= Exercise aim =
Determine how many lines include "style". Give the number and nothing else.

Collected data
--- Begin ---

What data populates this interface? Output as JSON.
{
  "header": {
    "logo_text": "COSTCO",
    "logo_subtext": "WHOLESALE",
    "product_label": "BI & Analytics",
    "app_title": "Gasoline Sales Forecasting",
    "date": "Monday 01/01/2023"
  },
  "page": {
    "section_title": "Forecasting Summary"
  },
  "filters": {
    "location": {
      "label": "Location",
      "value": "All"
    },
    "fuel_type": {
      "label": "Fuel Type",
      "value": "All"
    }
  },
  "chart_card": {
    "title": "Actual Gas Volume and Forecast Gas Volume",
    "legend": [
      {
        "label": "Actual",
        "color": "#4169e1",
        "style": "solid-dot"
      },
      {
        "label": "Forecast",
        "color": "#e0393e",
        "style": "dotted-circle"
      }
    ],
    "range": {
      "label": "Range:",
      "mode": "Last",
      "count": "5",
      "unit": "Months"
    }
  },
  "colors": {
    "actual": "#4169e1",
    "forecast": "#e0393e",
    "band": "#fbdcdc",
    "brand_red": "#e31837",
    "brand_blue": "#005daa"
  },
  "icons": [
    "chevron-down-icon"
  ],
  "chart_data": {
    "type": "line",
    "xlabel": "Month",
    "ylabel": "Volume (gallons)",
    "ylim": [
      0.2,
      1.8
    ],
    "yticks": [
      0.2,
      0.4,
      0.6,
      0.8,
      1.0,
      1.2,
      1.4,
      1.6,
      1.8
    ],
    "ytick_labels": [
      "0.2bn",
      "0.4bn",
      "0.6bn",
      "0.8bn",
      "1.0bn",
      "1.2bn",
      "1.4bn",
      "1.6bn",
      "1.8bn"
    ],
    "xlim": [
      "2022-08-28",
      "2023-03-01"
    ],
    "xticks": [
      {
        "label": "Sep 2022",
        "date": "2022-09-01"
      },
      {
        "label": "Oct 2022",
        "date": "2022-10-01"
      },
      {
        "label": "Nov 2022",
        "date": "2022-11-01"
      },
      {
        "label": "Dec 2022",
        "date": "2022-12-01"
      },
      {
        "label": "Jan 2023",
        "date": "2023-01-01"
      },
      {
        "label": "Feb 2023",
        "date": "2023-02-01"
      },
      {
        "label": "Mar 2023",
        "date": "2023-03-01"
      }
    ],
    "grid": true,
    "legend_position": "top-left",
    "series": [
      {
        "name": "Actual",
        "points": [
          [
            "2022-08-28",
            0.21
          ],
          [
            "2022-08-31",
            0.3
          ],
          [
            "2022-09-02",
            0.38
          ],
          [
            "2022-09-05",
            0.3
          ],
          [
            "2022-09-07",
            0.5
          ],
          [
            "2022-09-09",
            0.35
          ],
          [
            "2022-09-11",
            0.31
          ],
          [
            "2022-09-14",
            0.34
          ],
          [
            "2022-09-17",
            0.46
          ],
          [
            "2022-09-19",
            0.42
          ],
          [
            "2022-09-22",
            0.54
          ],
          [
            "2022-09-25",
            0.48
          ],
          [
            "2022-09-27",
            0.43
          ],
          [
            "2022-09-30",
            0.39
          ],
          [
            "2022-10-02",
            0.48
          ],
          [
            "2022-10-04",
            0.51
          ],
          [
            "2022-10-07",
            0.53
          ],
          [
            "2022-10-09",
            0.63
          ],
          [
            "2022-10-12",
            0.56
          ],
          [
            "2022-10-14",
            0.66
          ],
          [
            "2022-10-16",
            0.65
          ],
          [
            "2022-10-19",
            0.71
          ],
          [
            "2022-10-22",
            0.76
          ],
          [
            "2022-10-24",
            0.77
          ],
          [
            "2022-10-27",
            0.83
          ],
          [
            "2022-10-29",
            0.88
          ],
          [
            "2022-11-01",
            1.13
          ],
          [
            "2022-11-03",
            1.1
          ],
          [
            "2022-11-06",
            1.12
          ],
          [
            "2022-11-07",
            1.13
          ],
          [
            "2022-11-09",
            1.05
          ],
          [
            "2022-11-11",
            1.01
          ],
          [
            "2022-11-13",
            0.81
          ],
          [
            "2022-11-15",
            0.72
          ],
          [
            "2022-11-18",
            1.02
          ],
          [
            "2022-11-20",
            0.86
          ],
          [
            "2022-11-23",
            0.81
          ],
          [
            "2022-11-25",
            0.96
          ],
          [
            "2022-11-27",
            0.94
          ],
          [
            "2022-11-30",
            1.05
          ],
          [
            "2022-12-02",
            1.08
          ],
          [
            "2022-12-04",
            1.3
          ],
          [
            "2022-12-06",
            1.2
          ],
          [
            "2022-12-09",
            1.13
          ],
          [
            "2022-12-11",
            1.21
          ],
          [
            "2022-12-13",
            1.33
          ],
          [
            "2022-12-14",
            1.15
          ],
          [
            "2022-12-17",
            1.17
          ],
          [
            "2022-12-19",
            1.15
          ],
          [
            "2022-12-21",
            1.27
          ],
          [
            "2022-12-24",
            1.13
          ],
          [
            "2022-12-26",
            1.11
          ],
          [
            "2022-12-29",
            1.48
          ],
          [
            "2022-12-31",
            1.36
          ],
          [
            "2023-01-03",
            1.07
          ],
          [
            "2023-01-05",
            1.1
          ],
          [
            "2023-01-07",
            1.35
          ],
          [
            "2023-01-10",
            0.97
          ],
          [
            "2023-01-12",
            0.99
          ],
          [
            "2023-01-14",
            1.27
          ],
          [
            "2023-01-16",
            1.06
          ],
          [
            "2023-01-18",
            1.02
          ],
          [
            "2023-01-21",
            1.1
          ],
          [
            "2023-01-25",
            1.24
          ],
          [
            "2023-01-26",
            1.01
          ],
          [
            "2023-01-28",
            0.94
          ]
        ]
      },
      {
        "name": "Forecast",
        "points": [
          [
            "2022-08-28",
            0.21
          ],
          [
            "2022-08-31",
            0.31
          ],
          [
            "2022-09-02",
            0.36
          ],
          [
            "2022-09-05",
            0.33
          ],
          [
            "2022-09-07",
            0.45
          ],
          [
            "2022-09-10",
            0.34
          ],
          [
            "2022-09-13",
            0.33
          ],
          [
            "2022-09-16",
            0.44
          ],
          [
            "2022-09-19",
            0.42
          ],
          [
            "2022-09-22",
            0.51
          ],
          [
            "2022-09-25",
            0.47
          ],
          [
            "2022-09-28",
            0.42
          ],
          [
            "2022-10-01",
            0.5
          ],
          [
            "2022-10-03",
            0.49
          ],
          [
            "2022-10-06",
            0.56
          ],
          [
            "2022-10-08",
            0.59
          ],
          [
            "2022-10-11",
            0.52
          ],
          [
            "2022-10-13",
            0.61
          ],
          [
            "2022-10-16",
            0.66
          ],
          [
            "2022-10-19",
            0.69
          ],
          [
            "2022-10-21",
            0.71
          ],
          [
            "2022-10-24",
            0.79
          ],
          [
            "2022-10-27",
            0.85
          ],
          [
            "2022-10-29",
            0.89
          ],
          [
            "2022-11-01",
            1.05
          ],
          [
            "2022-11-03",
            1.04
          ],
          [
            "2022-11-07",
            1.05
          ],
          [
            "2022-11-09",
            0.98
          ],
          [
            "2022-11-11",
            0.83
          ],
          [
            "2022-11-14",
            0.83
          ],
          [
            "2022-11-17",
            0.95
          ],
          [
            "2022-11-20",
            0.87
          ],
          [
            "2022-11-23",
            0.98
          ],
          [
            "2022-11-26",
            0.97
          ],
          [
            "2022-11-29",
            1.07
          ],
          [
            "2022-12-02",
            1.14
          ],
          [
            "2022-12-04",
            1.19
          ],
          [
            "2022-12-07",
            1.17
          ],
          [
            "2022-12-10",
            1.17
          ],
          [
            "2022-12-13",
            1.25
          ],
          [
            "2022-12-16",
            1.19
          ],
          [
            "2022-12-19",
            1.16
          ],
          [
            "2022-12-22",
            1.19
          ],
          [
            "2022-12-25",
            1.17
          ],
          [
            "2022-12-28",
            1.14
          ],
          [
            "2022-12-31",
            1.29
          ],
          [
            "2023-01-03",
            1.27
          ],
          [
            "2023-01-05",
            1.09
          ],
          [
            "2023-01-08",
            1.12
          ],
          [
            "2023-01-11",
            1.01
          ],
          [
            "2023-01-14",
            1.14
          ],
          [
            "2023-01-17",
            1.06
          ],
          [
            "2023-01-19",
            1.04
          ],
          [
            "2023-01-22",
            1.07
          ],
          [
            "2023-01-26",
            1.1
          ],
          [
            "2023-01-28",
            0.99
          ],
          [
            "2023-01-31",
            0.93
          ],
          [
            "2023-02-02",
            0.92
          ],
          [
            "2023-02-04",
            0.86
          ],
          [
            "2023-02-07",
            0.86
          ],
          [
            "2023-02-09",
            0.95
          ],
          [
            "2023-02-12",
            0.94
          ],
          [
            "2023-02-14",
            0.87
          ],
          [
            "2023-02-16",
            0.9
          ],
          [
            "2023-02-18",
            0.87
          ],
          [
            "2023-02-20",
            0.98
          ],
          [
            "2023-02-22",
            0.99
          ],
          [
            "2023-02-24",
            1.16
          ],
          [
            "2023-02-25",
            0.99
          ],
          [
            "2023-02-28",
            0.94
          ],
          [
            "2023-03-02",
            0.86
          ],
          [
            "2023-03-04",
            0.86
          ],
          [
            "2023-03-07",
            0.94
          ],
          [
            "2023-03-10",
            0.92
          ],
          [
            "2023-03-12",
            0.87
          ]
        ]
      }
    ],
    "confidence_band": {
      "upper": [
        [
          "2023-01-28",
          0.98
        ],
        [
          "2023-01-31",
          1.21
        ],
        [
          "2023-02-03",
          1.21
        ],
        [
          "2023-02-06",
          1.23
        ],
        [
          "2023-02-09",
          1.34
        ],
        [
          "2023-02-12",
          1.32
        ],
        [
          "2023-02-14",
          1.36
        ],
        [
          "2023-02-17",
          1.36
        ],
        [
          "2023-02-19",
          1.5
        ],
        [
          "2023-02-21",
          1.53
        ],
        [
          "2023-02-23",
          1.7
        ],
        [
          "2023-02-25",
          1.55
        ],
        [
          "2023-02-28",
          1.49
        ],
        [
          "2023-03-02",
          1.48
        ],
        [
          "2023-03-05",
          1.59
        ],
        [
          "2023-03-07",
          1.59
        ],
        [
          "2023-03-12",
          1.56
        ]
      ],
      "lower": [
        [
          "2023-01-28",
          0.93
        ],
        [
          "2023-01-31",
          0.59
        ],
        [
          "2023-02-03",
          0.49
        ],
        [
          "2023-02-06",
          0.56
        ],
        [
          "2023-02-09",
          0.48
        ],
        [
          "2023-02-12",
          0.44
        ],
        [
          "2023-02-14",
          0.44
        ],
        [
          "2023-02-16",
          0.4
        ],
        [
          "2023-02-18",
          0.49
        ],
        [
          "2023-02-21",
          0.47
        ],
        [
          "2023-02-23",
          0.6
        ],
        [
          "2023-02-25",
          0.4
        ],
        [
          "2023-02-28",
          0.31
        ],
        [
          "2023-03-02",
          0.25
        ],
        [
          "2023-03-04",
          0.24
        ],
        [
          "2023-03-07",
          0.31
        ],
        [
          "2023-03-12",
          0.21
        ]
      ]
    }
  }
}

--- End ---

= Solution for this task =
2